(Document text records)
---

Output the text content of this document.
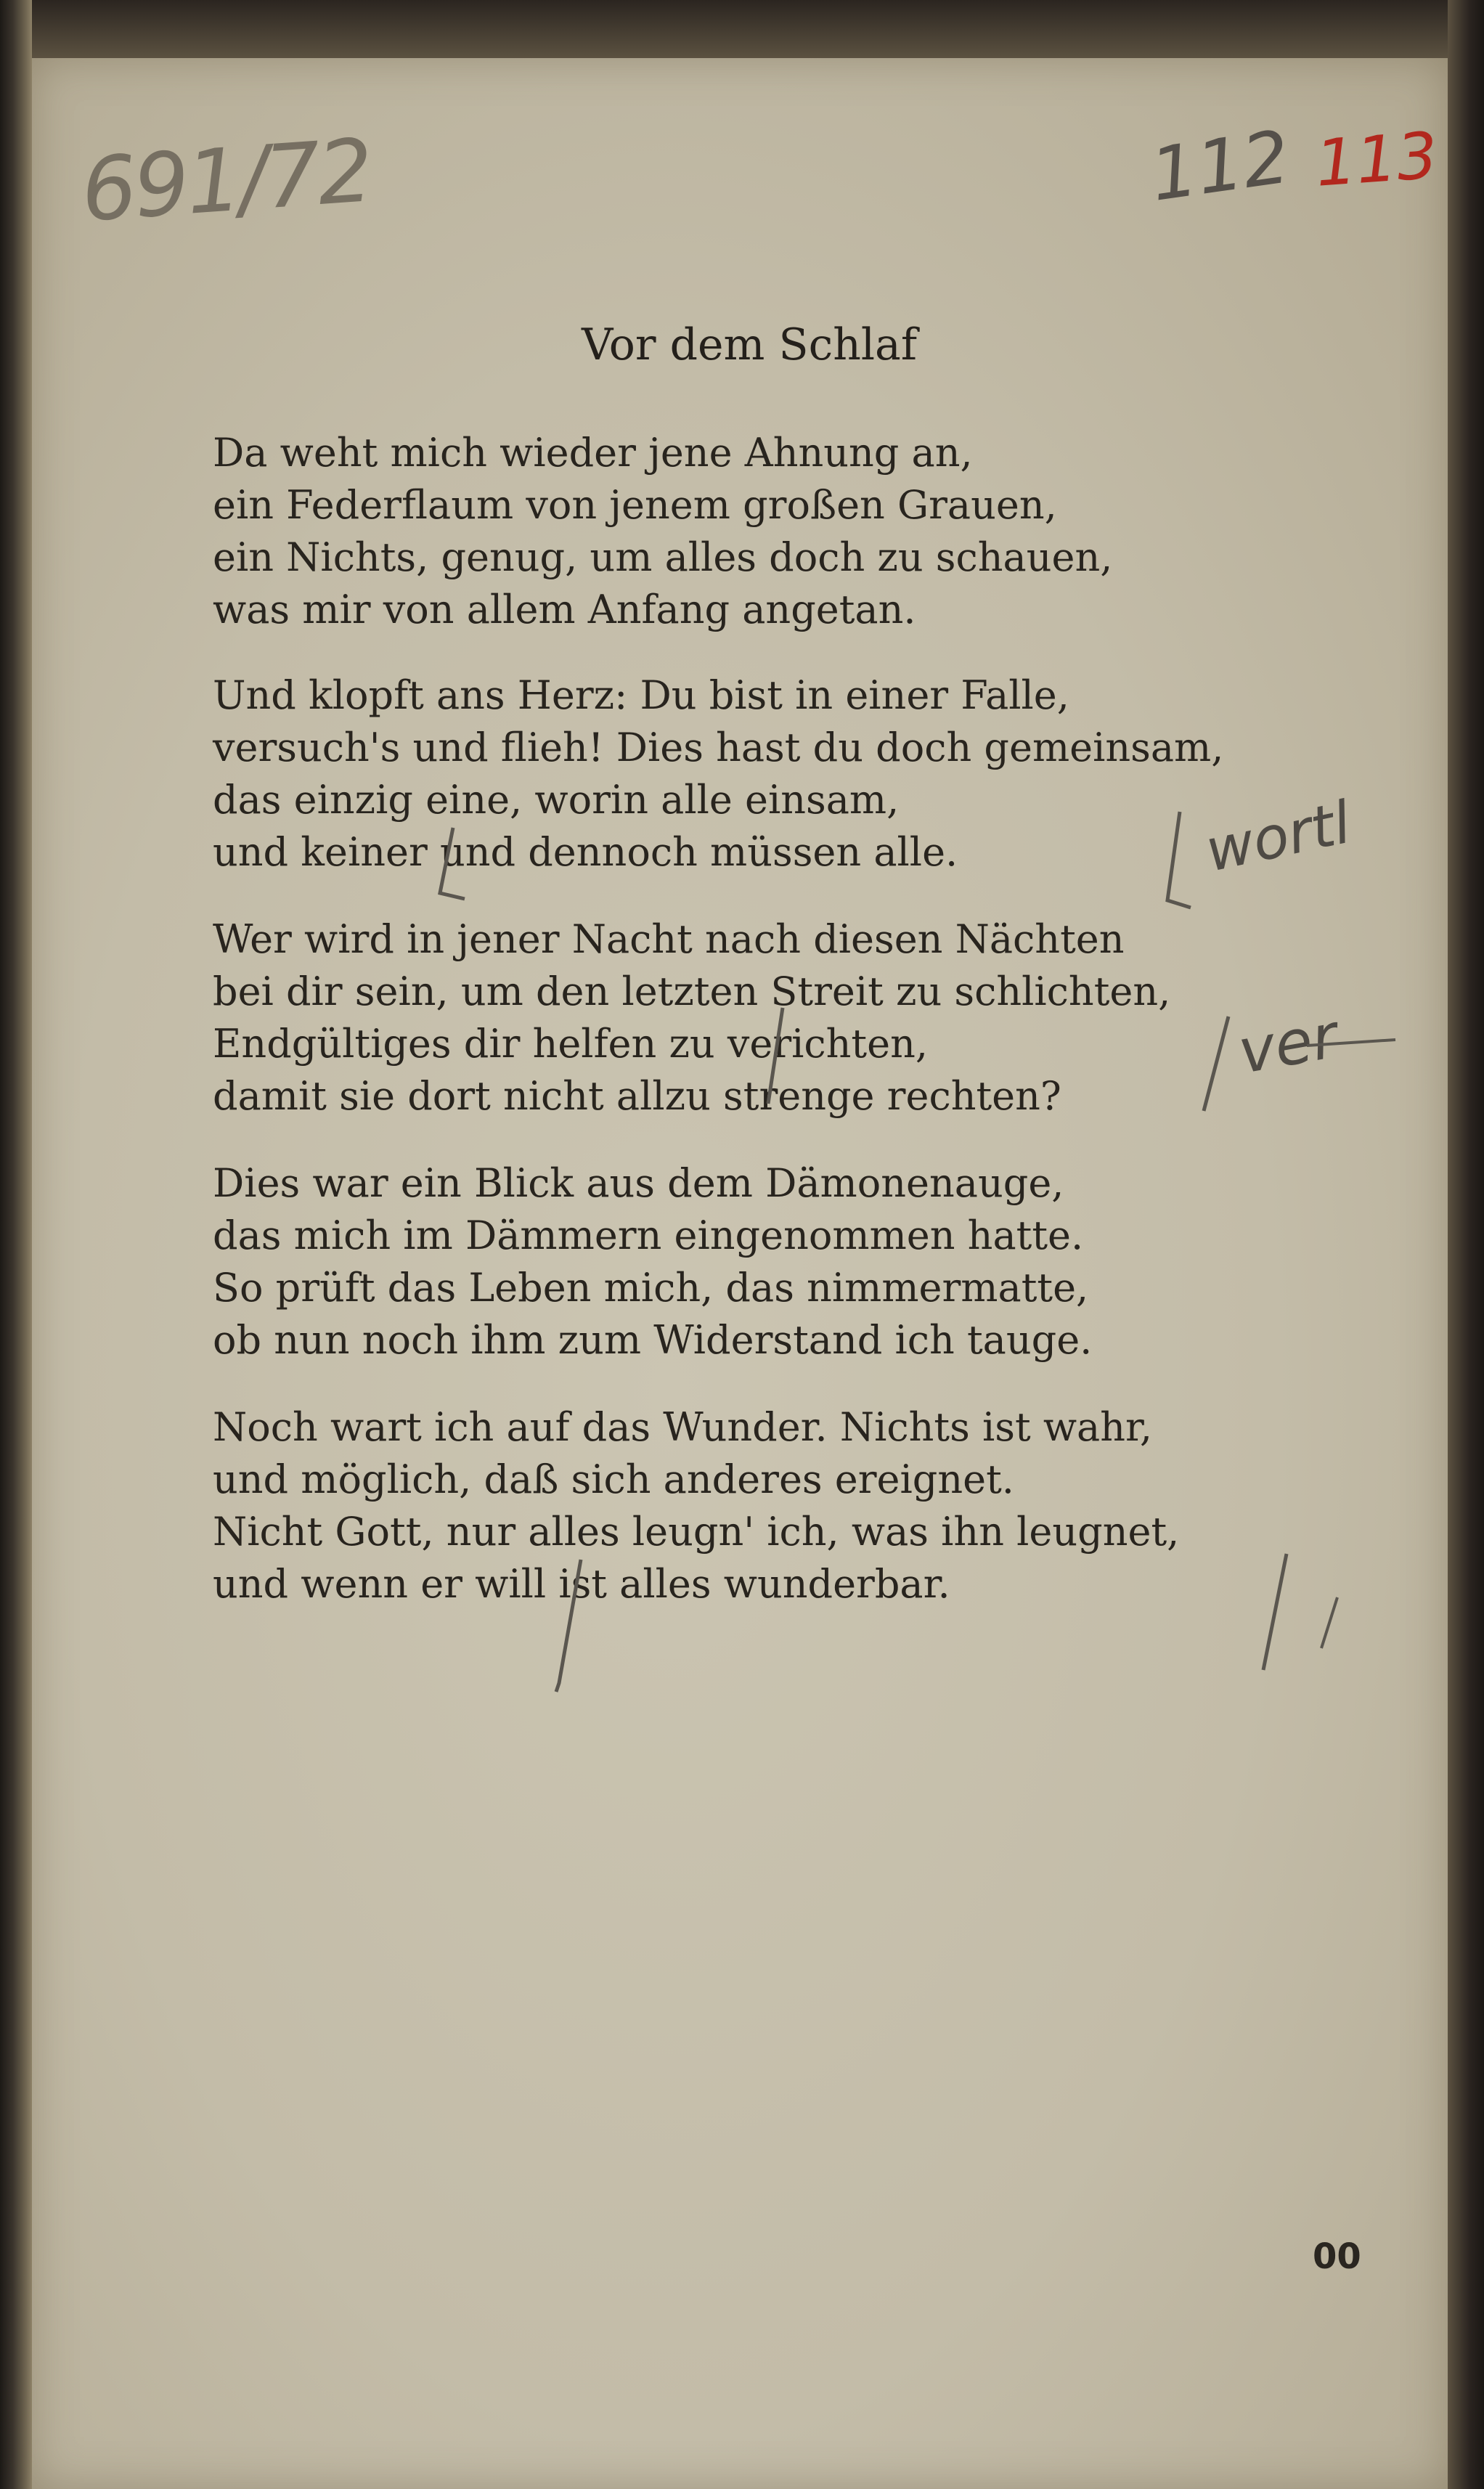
691/72	112 113
Vor dem Schlaf
Da weht mich wieder jene Ahnung an,
ein Federflaum von jenem großen Grauen,
ein Nichts, genug, um alles doch zu schauen,
was mir von allem Anfang angetan.
Und klopft ans Herz: Du bist in einer Falle,
versuch's und flieh! Dies hast du doch gemeinsam,
das einzig eine, worin alle einsam,
und keiner und dennoch müssen alle.
Wer wird in jener Nacht nach diesen Nächten
bei dir sein, um den letzten Streit zu schlichten,
Endgültiges dir helfen zu verichten,
damit sie dort nicht allzu strenge rechten?
Dies war ein Blick aus dem Dämonenauge,
das mich im Dämmern eingenommen hatte.
So prüft das Leben mich, das nimmermatte,
ob nun noch ihm zum Widerstand ich tauge.
Noch wart ich auf das Wunder. Nichts ist wahr,
und möglich, daß sich anderes ereignet.
Nicht Gott, nur alles leugn' ich, was ihn leugnet,
und wenn er will ist alles wunderbar.
wortl
ver
00
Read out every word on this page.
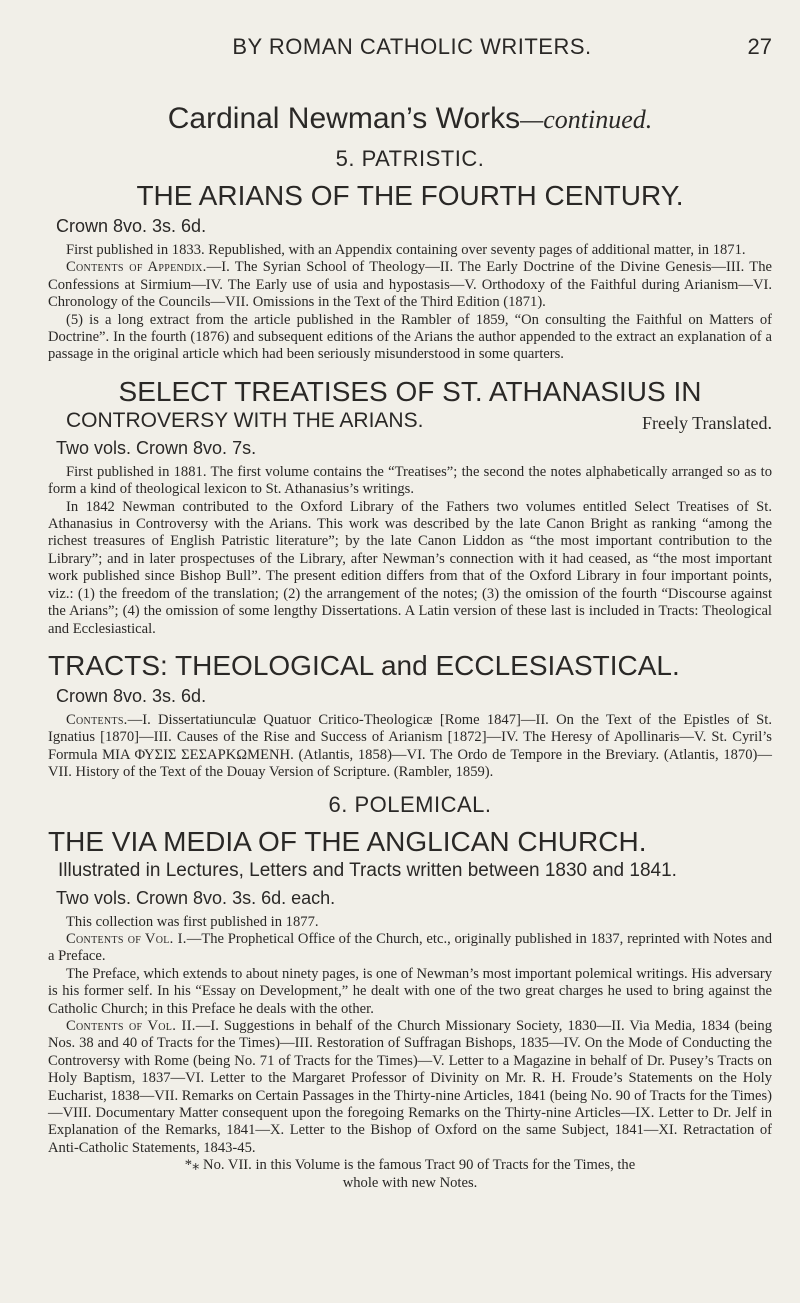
BY ROMAN CATHOLIC WRITERS.	27
Cardinal Newman’s Works—continued.
5. PATRISTIC.
THE ARIANS OF THE FOURTH CENTURY.
Crown 8vo. 3s. 6d.

First published in 1833. Republished, with an Appendix containing over seventy pages of additional matter, in 1871.

Contents of Appendix.—I. The Syrian School of Theology—II. The Early Doctrine of the Divine Genesis—III. The Confessions at Sirmium—IV. The Early use of usia and hypostasis—V. Orthodoxy of the Faithful during Arianism—VI. Chronology of the Councils—VII. Omissions in the Text of the Third Edition (1871).

(5) is a long extract from the article published in the Rambler of 1859, “On consulting the Faithful on Matters of Doctrine”. In the fourth (1876) and subsequent editions of the Arians the author appended to the extract an explanation of a passage in the original article which had been seriously misunderstood in some quarters.

SELECT TREATISES OF ST. ATHANASIUS IN
CONTROVERSY WITH THE ARIANS.	Freely Translated.
Two vols. Crown 8vo. 7s.

First published in 1881. The first volume contains the “Treatises”; the second the notes alphabetically arranged so as to form a kind of theological lexicon to St. Athanasius’s writings.

In 1842 Newman contributed to the Oxford Library of the Fathers two volumes entitled Select Treatises of St. Athanasius in Controversy with the Arians. This work was described by the late Canon Bright as ranking “among the richest treasures of English Patristic literature”; by the late Canon Liddon as “the most important contribution to the Library”; and in later prospectuses of the Library, after Newman’s connection with it had ceased, as “the most important work published since Bishop Bull”. The present edition differs from that of the Oxford Library in four important points, viz.: (1) the freedom of the translation; (2) the arrangement of the notes; (3) the omission of the fourth “Discourse against the Arians”; (4) the omission of some lengthy Dissertations. A Latin version of these last is included in Tracts: Theological and Ecclesiastical.

TRACTS: THEOLOGICAL and ECCLESIASTICAL.
Crown 8vo. 3s. 6d.

Contents.—I. Dissertatiunculæ Quatuor Critico-Theologicæ [Rome 1847]—II. On the Text of the Epistles of St. Ignatius [1870]—III. Causes of the Rise and Success of Arianism [1872]—IV. The Heresy of Apollinaris—V. St. Cyril’s Formula ΜΙΑ ΦΥΣΙΣ ΣΕΣΑΡΚΩΜΕΝΗ. (Atlantis, 1858)—VI. The Ordo de Tempore in the Breviary. (Atlantis, 1870)—VII. History of the Text of the Douay Version of Scripture. (Rambler, 1859).

6. POLEMICAL.
THE VIA MEDIA OF THE ANGLICAN CHURCH.
Illustrated in Lectures, Letters and Tracts written between 1830 and 1841.
Two vols. Crown 8vo. 3s. 6d. each.

This collection was first published in 1877.

Contents of Vol. I.—The Prophetical Office of the Church, etc., originally published in 1837, reprinted with Notes and a Preface.

The Preface, which extends to about ninety pages, is one of Newman’s most important polemical writings. His adversary is his former self. In his “Essay on Development,” he dealt with one of the two great charges he used to bring against the Catholic Church; in this Preface he deals with the other.

Contents of Vol. II.—I. Suggestions in behalf of the Church Missionary Society, 1830—II. Via Media, 1834 (being Nos. 38 and 40 of Tracts for the Times)—III. Restoration of Suffragan Bishops, 1835—IV. On the Mode of Conducting the Controversy with Rome (being No. 71 of Tracts for the Times)—V. Letter to a Magazine in behalf of Dr. Pusey’s Tracts on Holy Baptism, 1837—VI. Letter to the Margaret Professor of Divinity on Mr. R. H. Froude’s Statements on the Holy Eucharist, 1838—VII. Remarks on Certain Passages in the Thirty-nine Articles, 1841 (being No. 90 of Tracts for the Times)—VIII. Documentary Matter consequent upon the foregoing Remarks on the Thirty-nine Articles—IX. Letter to Dr. Jelf in Explanation of the Remarks, 1841—X. Letter to the Bishop of Oxford on the same Subject, 1841—XI. Retractation of Anti-Catholic Statements, 1843-45.

*⁎ No. VII. in this Volume is the famous Tract 90 of Tracts for the Times, the

whole with new Notes.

---

▸ WHAT IS REQUIRED: Every line above needs to be written out again as it stands. Pictures do not belong in the copy.

▸ TASK OUTPUT:
Output the text content of this document.
691/72	112 113
Vor dem Schlaf
Da weht mich wieder jene Ahnung an,
ein Federflaum von jenem großen Grauen,
ein Nichts, genug, um alles doch zu schauen,
was mir von allem Anfang angetan.
Und klopft ans Herz: Du bist in einer Falle,
versuch's und flieh! Dies hast du doch gemeinsam,
das einzig eine, worin alle einsam,
und keiner und dennoch müssen alle.
Wer wird in jener Nacht nach diesen Nächten
bei dir sein, um den letzten Streit zu schlichten,
Endgültiges dir helfen zu verichten,
damit sie dort nicht allzu strenge rechten?
Dies war ein Blick aus dem Dämonenauge,
das mich im Dämmern eingenommen hatte.
So prüft das Leben mich, das nimmermatte,
ob nun noch ihm zum Widerstand ich tauge.
Noch wart ich auf das Wunder. Nichts ist wahr,
und möglich, daß sich anderes ereignet.
Nicht Gott, nur alles leugn' ich, was ihn leugnet,
und wenn er will ist alles wunderbar.
wortl
ver
00
Read out every word on this page.
BY ROMAN CATHOLIC WRITERS.	27
Cardinal Newman’s Works—continued.
5. PATRISTIC.
THE ARIANS OF THE FOURTH CENTURY.
Crown 8vo. 3s. 6d.

First published in 1833. Republished, with an Appendix containing over seventy pages of additional matter, in 1871.

Contents of Appendix.—I. The Syrian School of Theology—II. The Early Doctrine of the Divine Genesis—III. The Confessions at Sirmium—IV. The Early use of usia and hypostasis—V. Orthodoxy of the Faithful during Arianism—VI. Chronology of the Councils—VII. Omissions in the Text of the Third Edition (1871).

(5) is a long extract from the article published in the Rambler of 1859, “On consulting the Faithful on Matters of Doctrine”. In the fourth (1876) and subsequent editions of the Arians the author appended to the extract an explanation of a passage in the original article which had been seriously misunderstood in some quarters.

SELECT TREATISES OF ST. ATHANASIUS IN
CONTROVERSY WITH THE ARIANS.	Freely Translated.
Two vols. Crown 8vo. 7s.

First published in 1881. The first volume contains the “Treatises”; the second the notes alphabetically arranged so as to form a kind of theological lexicon to St. Athanasius’s writings.

In 1842 Newman contributed to the Oxford Library of the Fathers two volumes entitled Select Treatises of St. Athanasius in Controversy with the Arians. This work was described by the late Canon Bright as ranking “among the richest treasures of English Patristic literature”; by the late Canon Liddon as “the most important contribution to the Library”; and in later prospectuses of the Library, after Newman’s connection with it had ceased, as “the most important work published since Bishop Bull”. The present edition differs from that of the Oxford Library in four important points, viz.: (1) the freedom of the translation; (2) the arrangement of the notes; (3) the omission of the fourth “Discourse against the Arians”; (4) the omission of some lengthy Dissertations. A Latin version of these last is included in Tracts: Theological and Ecclesiastical.

TRACTS: THEOLOGICAL and ECCLESIASTICAL.
Crown 8vo. 3s. 6d.

Contents.—I. Dissertatiunculæ Quatuor Critico-Theologicæ [Rome 1847]—II. On the Text of the Epistles of St. Ignatius [1870]—III. Causes of the Rise and Success of Arianism [1872]—IV. The Heresy of Apollinaris—V. St. Cyril’s Formula ΜΙΑ ΦΥΣΙΣ ΣΕΣΑΡΚΩΜΕΝΗ. (Atlantis, 1858)—VI. The Ordo de Tempore in the Breviary. (Atlantis, 1870)—VII. History of the Text of the Douay Version of Scripture. (Rambler, 1859).

6. POLEMICAL.
THE VIA MEDIA OF THE ANGLICAN CHURCH.
Illustrated in Lectures, Letters and Tracts written between 1830 and 1841.
Two vols. Crown 8vo. 3s. 6d. each.

This collection was first published in 1877.

Contents of Vol. I.—The Prophetical Office of the Church, etc., originally published in 1837, reprinted with Notes and a Preface.

The Preface, which extends to about ninety pages, is one of Newman’s most important polemical writings. His adversary is his former self. In his “Essay on Development,” he dealt with one of the two great charges he used to bring against the Catholic Church; in this Preface he deals with the other.

Contents of Vol. II.—I. Suggestions in behalf of the Church Missionary Society, 1830—II. Via Media, 1834 (being Nos. 38 and 40 of Tracts for the Times)—III. Restoration of Suffragan Bishops, 1835—IV. On the Mode of Conducting the Controversy with Rome (being No. 71 of Tracts for the Times)—V. Letter to a Magazine in behalf of Dr. Pusey’s Tracts on Holy Baptism, 1837—VI. Letter to the Margaret Professor of Divinity on Mr. R. H. Froude’s Statements on the Holy Eucharist, 1838—VII. Remarks on Certain Passages in the Thirty-nine Articles, 1841 (being No. 90 of Tracts for the Times)—VIII. Documentary Matter consequent upon the foregoing Remarks on the Thirty-nine Articles—IX. Letter to Dr. Jelf in Explanation of the Remarks, 1841—X. Letter to the Bishop of Oxford on the same Subject, 1841—XI. Retractation of Anti-Catholic Statements, 1843-45.

*⁎ No. VII. in this Volume is the famous Tract 90 of Tracts for the Times, the

whole with new Notes.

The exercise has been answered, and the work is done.